Write every entry out again exactly, please, and skip the pictures.

☆ ☆ ☆ ☆

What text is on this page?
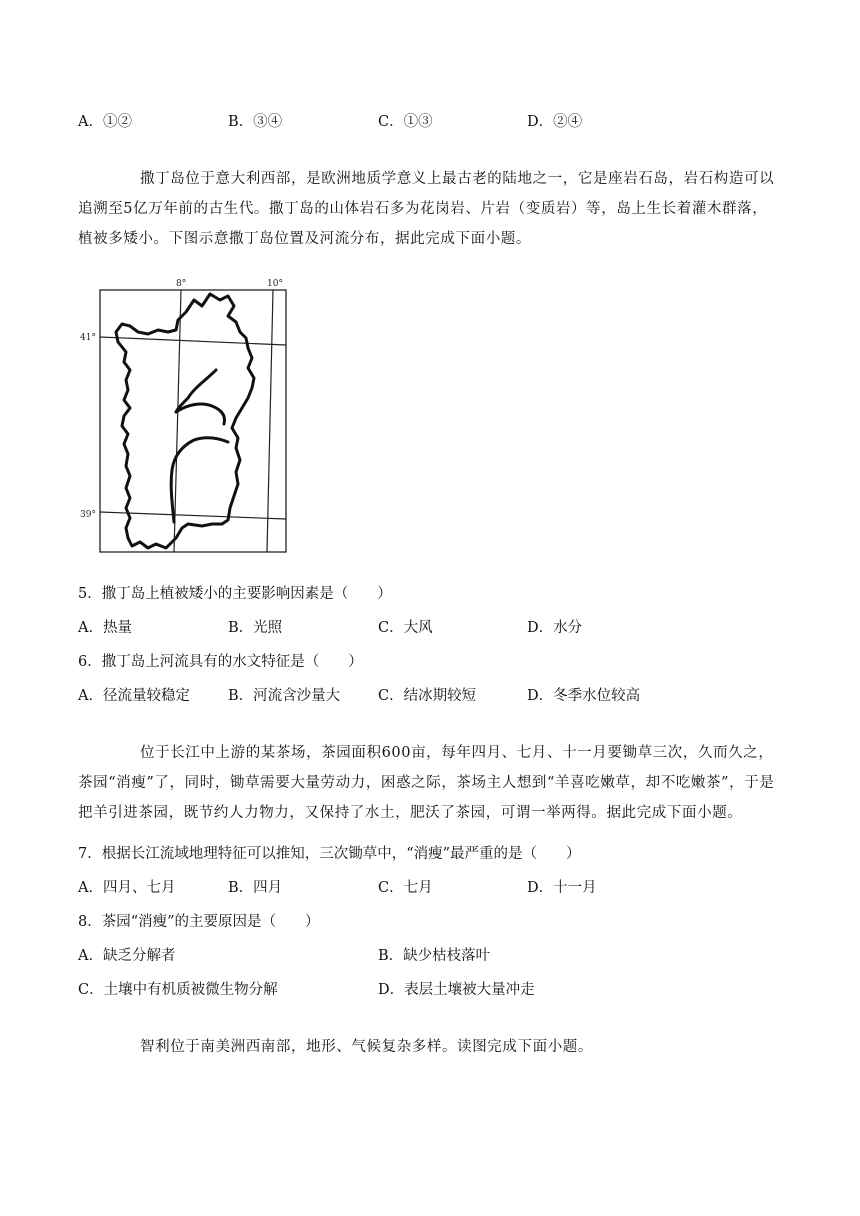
A．①②	B．③④	C．①③	D．②④
撒丁岛位于意大利西部，是欧洲地质学意义上最古老的陆地之一，它是座岩石岛，岩石构造可以追溯至5亿万年前的古生代。撒丁岛的山体岩石多为花岗岩、片岩（变质岩）等，岛上生长着灌木群落，植被多矮小。下图示意撒丁岛位置及河流分布，据此完成下面小题。
8°	10°
41°
39°
5．撒丁岛上植被矮小的主要影响因素是（　　）
A．热量	B．光照	C．大风	D．水分
6．撒丁岛上河流具有的水文特征是（　　）
A．径流量较稳定	B．河流含沙量大	C．结冰期较短	D．冬季水位较高
位于长江中上游的某茶场，茶园面积600亩，每年四月、七月、十一月要锄草三次，久而久之，茶园“消瘦”了，同时，锄草需要大量劳动力，困惑之际，茶场主人想到“羊喜吃嫩草，却不吃嫩茶”，于是把羊引进茶园，既节约人力物力，又保持了水土，肥沃了茶园，可谓一举两得。据此完成下面小题。
7．根据长江流域地理特征可以推知，三次锄草中，“消瘦”最严重的是（　　）
A．四月、七月	B．四月	C．七月	D．十一月
8．茶园“消瘦”的主要原因是（　　）
A．缺乏分解者	B．缺少枯枝落叶
C．土壤中有机质被微生物分解	D．表层土壤被大量冲走
智利位于南美洲西南部，地形、气候复杂多样。读图完成下面小题。
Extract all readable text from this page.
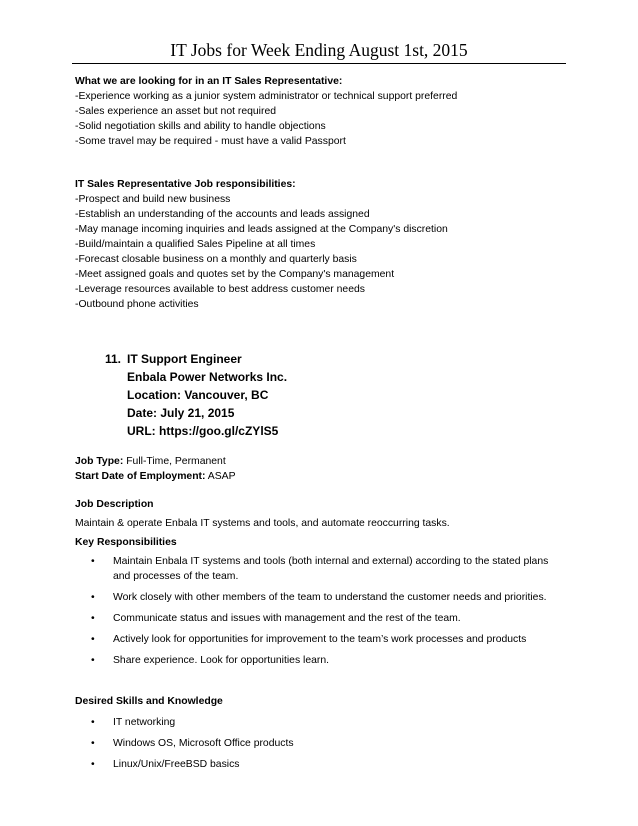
IT Jobs for Week Ending August 1st, 2015
What we are looking for in an IT Sales Representative:
-Experience working as a junior system administrator or technical support preferred
-Sales experience an asset but not required
-Solid negotiation skills and ability to handle objections
-Some travel may be required - must have a valid Passport
IT Sales Representative Job responsibilities:
-Prospect and build new business
-Establish an understanding of the accounts and leads assigned
-May manage incoming inquiries and leads assigned at the Company's discretion
-Build/maintain a qualified Sales Pipeline at all times
-Forecast closable business on a monthly and quarterly basis
-Meet assigned goals and quotes set by the Company's management
-Leverage resources available to best address customer needs
-Outbound phone activities
11. IT Support Engineer
Enbala Power Networks Inc.
Location: Vancouver, BC
Date: July 21, 2015
URL: https://goo.gl/cZYlS5
Job Type: Full-Time, Permanent
Start Date of Employment: ASAP
Job Description
Maintain & operate Enbala IT systems and tools, and automate reoccurring tasks.
Key Responsibilities
• Maintain Enbala IT systems and tools (both internal and external) according to the stated plans
and processes of the team.
• Work closely with other members of the team to understand the customer needs and priorities.
• Communicate status and issues with management and the rest of the team.
• Actively look for opportunities for improvement to the team’s work processes and products
• Share experience. Look for opportunities learn.
Desired Skills and Knowledge
• IT networking
• Windows OS, Microsoft Office products
• Linux/Unix/FreeBSD basics
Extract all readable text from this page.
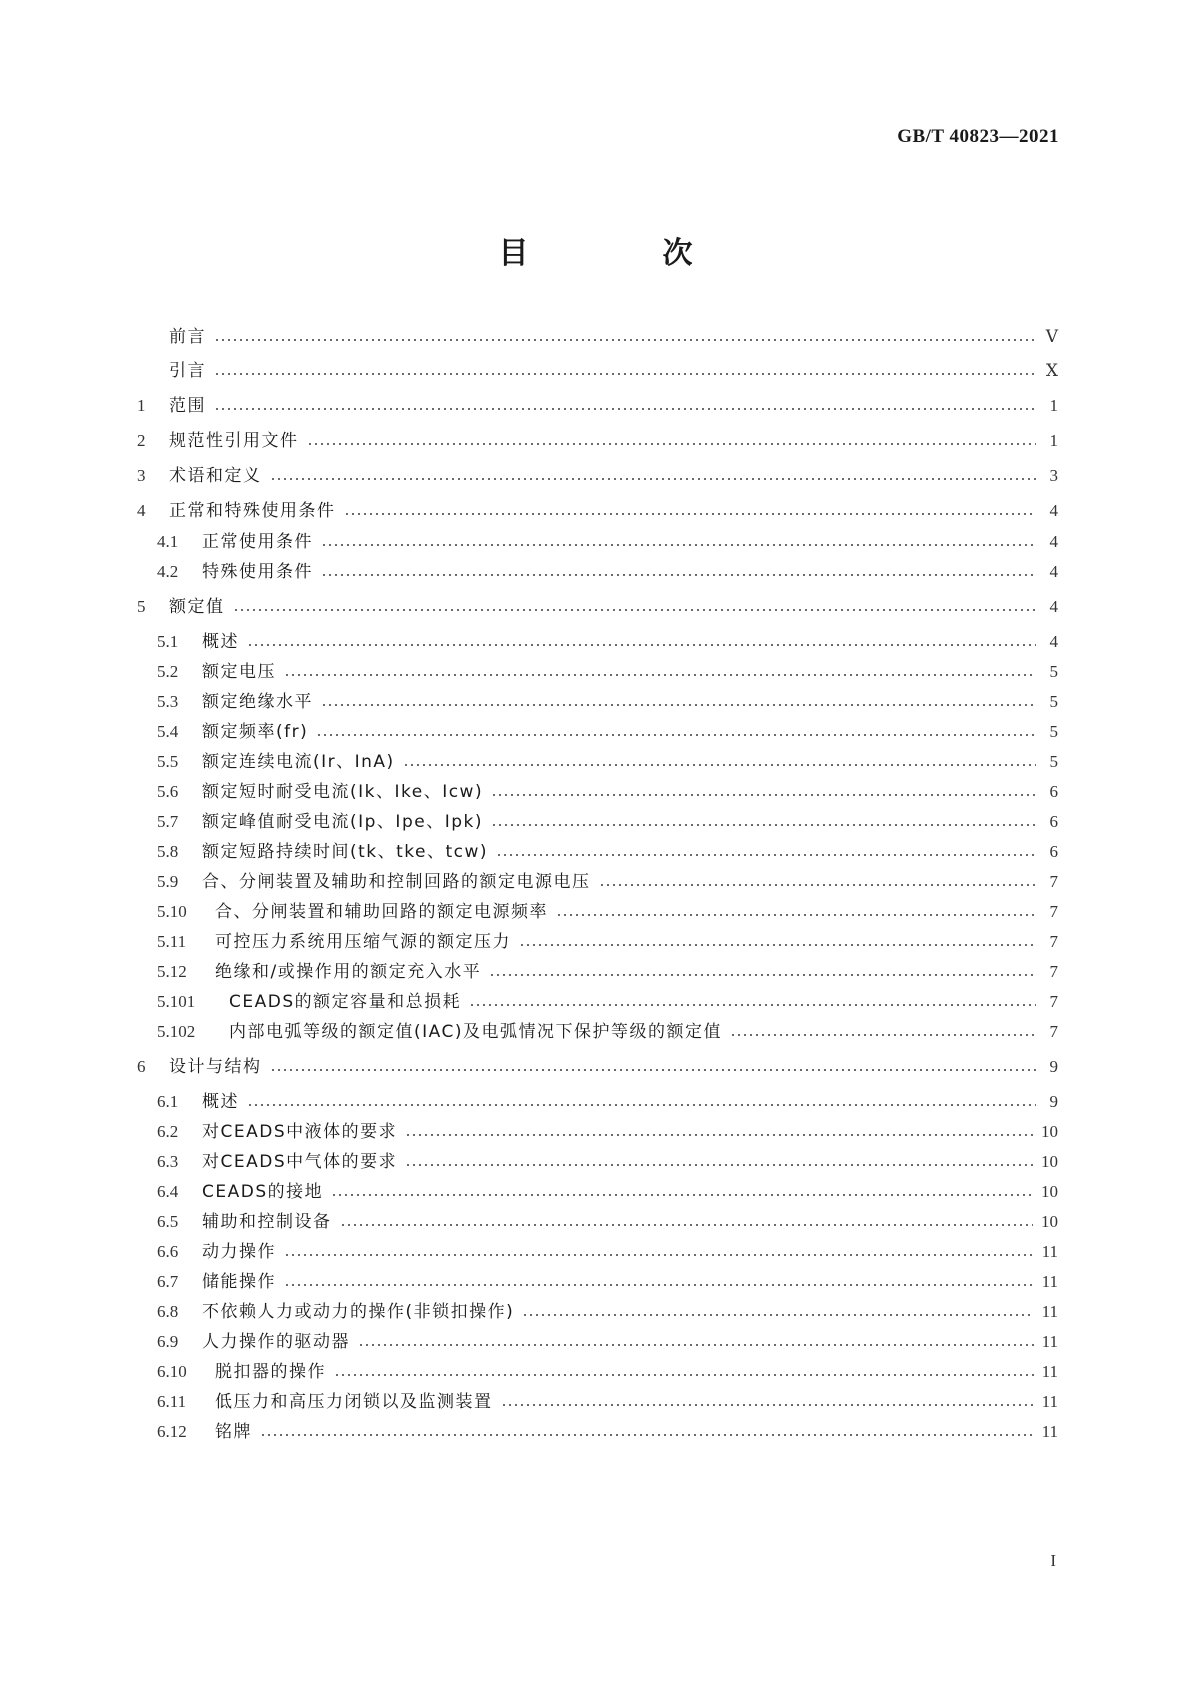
GB/T 40823—2021
目　次
前言	Ⅴ
引言	Ⅹ
1	范围	1
2	规范性引用文件	1
3	术语和定义	3
4	正常和特殊使用条件	4
4.1	正常使用条件	4
4.2	特殊使用条件	4
5	额定值	4
5.1	概述	4
5.2	额定电压	5
5.3	额定绝缘水平	5
5.4	额定频率(fr)	5
5.5	额定连续电流(Ir、InA)	5
5.6	额定短时耐受电流(Ik、Ike、Icw)	6
5.7	额定峰值耐受电流(Ip、Ipe、Ipk)	6
5.8	额定短路持续时间(tk、tke、tcw)	6
5.9	合、分闸装置及辅助和控制回路的额定电源电压	7
5.10	合、分闸装置和辅助回路的额定电源频率	7
5.11	可控压力系统用压缩气源的额定压力	7
5.12	绝缘和/或操作用的额定充入水平	7
5.101	CEADS的额定容量和总损耗	7
5.102	内部电弧等级的额定值(IAC)及电弧情况下保护等级的额定值	7
6	设计与结构	9
6.1	概述	9
6.2	对CEADS中液体的要求	10
6.3	对CEADS中气体的要求	10
6.4	CEADS的接地	10
6.5	辅助和控制设备	10
6.6	动力操作	11
6.7	储能操作	11
6.8	不依赖人力或动力的操作(非锁扣操作)	11
6.9	人力操作的驱动器	11
6.10	脱扣器的操作	11
6.11	低压力和高压力闭锁以及监测装置	11
6.12	铭牌	11
I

☆ ☆ ☆ ☆

→ **Response below**
What text is on this page?
A．①②	B．③④	C．①③	D．②④
撒丁岛位于意大利西部，是欧洲地质学意义上最古老的陆地之一，它是座岩石岛，岩石构造可以追溯至5亿万年前的古生代。撒丁岛的山体岩石多为花岗岩、片岩（变质岩）等，岛上生长着灌木群落，植被多矮小。下图示意撒丁岛位置及河流分布，据此完成下面小题。
8°	10°
41°
39°
5．撒丁岛上植被矮小的主要影响因素是（　　）
A．热量	B．光照	C．大风	D．水分
6．撒丁岛上河流具有的水文特征是（　　）
A．径流量较稳定	B．河流含沙量大	C．结冰期较短	D．冬季水位较高
位于长江中上游的某茶场，茶园面积600亩，每年四月、七月、十一月要锄草三次，久而久之，茶园“消瘦”了，同时，锄草需要大量劳动力，困惑之际，茶场主人想到“羊喜吃嫩草，却不吃嫩茶”，于是把羊引进茶园，既节约人力物力，又保持了水土，肥沃了茶园，可谓一举两得。据此完成下面小题。
7．根据长江流域地理特征可以推知，三次锄草中，“消瘦”最严重的是（　　）
A．四月、七月	B．四月	C．七月	D．十一月
8．茶园“消瘦”的主要原因是（　　）
A．缺乏分解者	B．缺少枯枝落叶
C．土壤中有机质被微生物分解	D．表层土壤被大量冲走
智利位于南美洲西南部，地形、气候复杂多样。读图完成下面小题。
Extract all readable text from this page.
IT Jobs for Week Ending August 1st, 2015
What we are looking for in an IT Sales Representative:
-Experience working as a junior system administrator or technical support preferred
-Sales experience an asset but not required
-Solid negotiation skills and ability to handle objections
-Some travel may be required - must have a valid Passport
IT Sales Representative Job responsibilities:
-Prospect and build new business
-Establish an understanding of the accounts and leads assigned
-May manage incoming inquiries and leads assigned at the Company's discretion
-Build/maintain a qualified Sales Pipeline at all times
-Forecast closable business on a monthly and quarterly basis
-Meet assigned goals and quotes set by the Company's management
-Leverage resources available to best address customer needs
-Outbound phone activities
11. IT Support Engineer
Enbala Power Networks Inc.
Location: Vancouver, BC
Date: July 21, 2015
URL: https://goo.gl/cZYlS5
Job Type: Full-Time, Permanent
Start Date of Employment: ASAP
Job Description
Maintain & operate Enbala IT systems and tools, and automate reoccurring tasks.
Key Responsibilities
• Maintain Enbala IT systems and tools (both internal and external) according to the stated plans
and processes of the team.
• Work closely with other members of the team to understand the customer needs and priorities.
• Communicate status and issues with management and the rest of the team.
• Actively look for opportunities for improvement to the team’s work processes and products
• Share experience. Look for opportunities learn.
Desired Skills and Knowledge
• IT networking
• Windows OS, Microsoft Office products
• Linux/Unix/FreeBSD basics
Extract all readable text from this page.
GB/T 40823—2021
目　次
前言	Ⅴ
引言	Ⅹ
1	范围	1
2	规范性引用文件	1
3	术语和定义	3
4	正常和特殊使用条件	4
4.1	正常使用条件	4
4.2	特殊使用条件	4
5	额定值	4
5.1	概述	4
5.2	额定电压	5
5.3	额定绝缘水平	5
5.4	额定频率(fr)	5
5.5	额定连续电流(Ir、InA)	5
5.6	额定短时耐受电流(Ik、Ike、Icw)	6
5.7	额定峰值耐受电流(Ip、Ipe、Ipk)	6
5.8	额定短路持续时间(tk、tke、tcw)	6
5.9	合、分闸装置及辅助和控制回路的额定电源电压	7
5.10	合、分闸装置和辅助回路的额定电源频率	7
5.11	可控压力系统用压缩气源的额定压力	7
5.12	绝缘和/或操作用的额定充入水平	7
5.101	CEADS的额定容量和总损耗	7
5.102	内部电弧等级的额定值(IAC)及电弧情况下保护等级的额定值	7
6	设计与结构	9
6.1	概述	9
6.2	对CEADS中液体的要求	10
6.3	对CEADS中气体的要求	10
6.4	CEADS的接地	10
6.5	辅助和控制设备	10
6.6	动力操作	11
6.7	储能操作	11
6.8	不依赖人力或动力的操作(非锁扣操作)	11
6.9	人力操作的驱动器	11
6.10	脱扣器的操作	11
6.11	低压力和高压力闭锁以及监测装置	11
6.12	铭牌	11
I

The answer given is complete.